• TO BE DONE
Return the lines of each of the records below word for word, without changing anything.

Annotated element listings:
★ ★ ★

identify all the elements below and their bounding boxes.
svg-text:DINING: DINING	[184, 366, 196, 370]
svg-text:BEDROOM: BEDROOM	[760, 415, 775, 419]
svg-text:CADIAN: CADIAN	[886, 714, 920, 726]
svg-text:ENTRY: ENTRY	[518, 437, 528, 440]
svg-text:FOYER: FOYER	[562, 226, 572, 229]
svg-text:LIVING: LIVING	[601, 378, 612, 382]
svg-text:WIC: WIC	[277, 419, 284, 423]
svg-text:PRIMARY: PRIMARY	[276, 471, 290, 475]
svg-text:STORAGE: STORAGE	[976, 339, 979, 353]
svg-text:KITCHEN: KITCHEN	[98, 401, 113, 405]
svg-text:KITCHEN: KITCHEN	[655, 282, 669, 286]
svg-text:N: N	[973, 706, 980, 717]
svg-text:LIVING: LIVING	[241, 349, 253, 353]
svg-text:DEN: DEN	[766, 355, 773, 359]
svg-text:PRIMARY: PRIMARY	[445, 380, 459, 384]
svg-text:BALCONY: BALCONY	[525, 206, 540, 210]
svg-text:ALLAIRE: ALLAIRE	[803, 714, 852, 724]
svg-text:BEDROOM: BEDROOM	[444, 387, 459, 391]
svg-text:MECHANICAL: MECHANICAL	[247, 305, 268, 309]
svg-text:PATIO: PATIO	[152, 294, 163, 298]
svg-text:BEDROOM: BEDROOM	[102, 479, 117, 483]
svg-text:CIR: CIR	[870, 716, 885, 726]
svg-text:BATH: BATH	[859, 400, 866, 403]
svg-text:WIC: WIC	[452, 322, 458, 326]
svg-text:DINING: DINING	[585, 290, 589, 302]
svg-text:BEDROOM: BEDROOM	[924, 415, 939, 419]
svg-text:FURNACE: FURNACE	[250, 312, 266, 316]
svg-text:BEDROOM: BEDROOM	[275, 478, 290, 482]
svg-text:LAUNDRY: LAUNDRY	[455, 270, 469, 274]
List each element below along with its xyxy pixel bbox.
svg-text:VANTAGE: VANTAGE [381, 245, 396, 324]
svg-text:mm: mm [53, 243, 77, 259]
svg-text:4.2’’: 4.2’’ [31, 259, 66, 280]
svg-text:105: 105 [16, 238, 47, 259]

★ ★ ★

• RESULT OF THE TASK
identify all the elements below and their bounding boxes.
svg-text:DINING: DINING	[184, 366, 196, 370]
svg-text:BEDROOM: BEDROOM	[760, 415, 775, 419]
svg-text:CADIAN: CADIAN	[886, 714, 920, 726]
svg-text:ENTRY: ENTRY	[518, 437, 528, 440]
svg-text:FOYER: FOYER	[562, 226, 572, 229]
svg-text:LIVING: LIVING	[601, 378, 612, 382]
svg-text:WIC: WIC	[277, 419, 284, 423]
svg-text:PRIMARY: PRIMARY	[276, 471, 290, 475]
svg-text:STORAGE: STORAGE	[976, 339, 979, 353]
svg-text:KITCHEN: KITCHEN	[98, 401, 113, 405]
svg-text:KITCHEN: KITCHEN	[655, 282, 669, 286]
svg-text:N: N	[973, 706, 980, 717]
svg-text:LIVING: LIVING	[241, 349, 253, 353]
svg-text:DEN: DEN	[766, 355, 773, 359]
svg-text:PRIMARY: PRIMARY	[445, 380, 459, 384]
svg-text:BALCONY: BALCONY	[525, 206, 540, 210]
svg-text:ALLAIRE: ALLAIRE	[803, 714, 852, 724]
svg-text:BEDROOM: BEDROOM	[444, 387, 459, 391]
svg-text:MECHANICAL: MECHANICAL	[247, 305, 268, 309]
svg-text:PATIO: PATIO	[152, 294, 163, 298]
svg-text:BEDROOM: BEDROOM	[102, 479, 117, 483]
svg-text:CIR: CIR	[870, 716, 885, 726]
svg-text:BATH: BATH	[859, 400, 866, 403]
svg-text:WIC: WIC	[452, 322, 458, 326]
svg-text:DINING: DINING	[585, 290, 589, 302]
svg-text:BEDROOM: BEDROOM	[924, 415, 939, 419]
svg-text:FURNACE: FURNACE	[250, 312, 266, 316]
svg-text:BEDROOM: BEDROOM	[275, 478, 290, 482]
svg-text:LAUNDRY: LAUNDRY	[455, 270, 469, 274]
List each element below along with its xyxy pixel bbox.
svg-text:VANTAGE: VANTAGE [381, 245, 396, 324]
svg-text:mm: mm [53, 243, 77, 259]
svg-text:4.2’’: 4.2’’ [31, 259, 66, 280]
svg-text:105: 105 [16, 238, 47, 259]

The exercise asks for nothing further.